▶ _Task description_
Read the records below. Copy each line where the string "CourseName" occurs.

▶ _Supplied material_
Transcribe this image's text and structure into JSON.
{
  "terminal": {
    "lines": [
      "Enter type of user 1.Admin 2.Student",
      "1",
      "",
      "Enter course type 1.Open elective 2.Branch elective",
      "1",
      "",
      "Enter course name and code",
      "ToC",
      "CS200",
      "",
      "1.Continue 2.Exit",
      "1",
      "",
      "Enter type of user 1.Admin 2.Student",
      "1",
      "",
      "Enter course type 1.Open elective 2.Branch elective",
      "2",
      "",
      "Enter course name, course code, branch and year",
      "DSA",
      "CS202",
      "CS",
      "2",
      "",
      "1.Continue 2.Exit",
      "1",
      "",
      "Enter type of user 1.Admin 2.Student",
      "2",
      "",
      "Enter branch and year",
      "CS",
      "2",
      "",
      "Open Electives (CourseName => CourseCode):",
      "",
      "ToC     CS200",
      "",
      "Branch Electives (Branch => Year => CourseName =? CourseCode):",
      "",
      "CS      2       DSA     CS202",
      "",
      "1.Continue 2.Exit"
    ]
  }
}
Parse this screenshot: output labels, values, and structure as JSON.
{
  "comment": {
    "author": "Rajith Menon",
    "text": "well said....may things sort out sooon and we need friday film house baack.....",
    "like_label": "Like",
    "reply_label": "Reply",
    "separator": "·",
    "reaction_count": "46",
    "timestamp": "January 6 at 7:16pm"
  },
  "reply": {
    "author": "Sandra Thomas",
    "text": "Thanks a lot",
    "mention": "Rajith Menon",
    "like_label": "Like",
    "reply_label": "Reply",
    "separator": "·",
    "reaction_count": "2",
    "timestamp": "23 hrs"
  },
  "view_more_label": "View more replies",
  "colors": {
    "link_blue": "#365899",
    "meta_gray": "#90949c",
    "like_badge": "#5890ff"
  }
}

▶ _Correct answer_
      "Open Electives (CourseName => CourseCode):",
      "Branch Electives (Branch => Year => CourseName =? CourseCode):",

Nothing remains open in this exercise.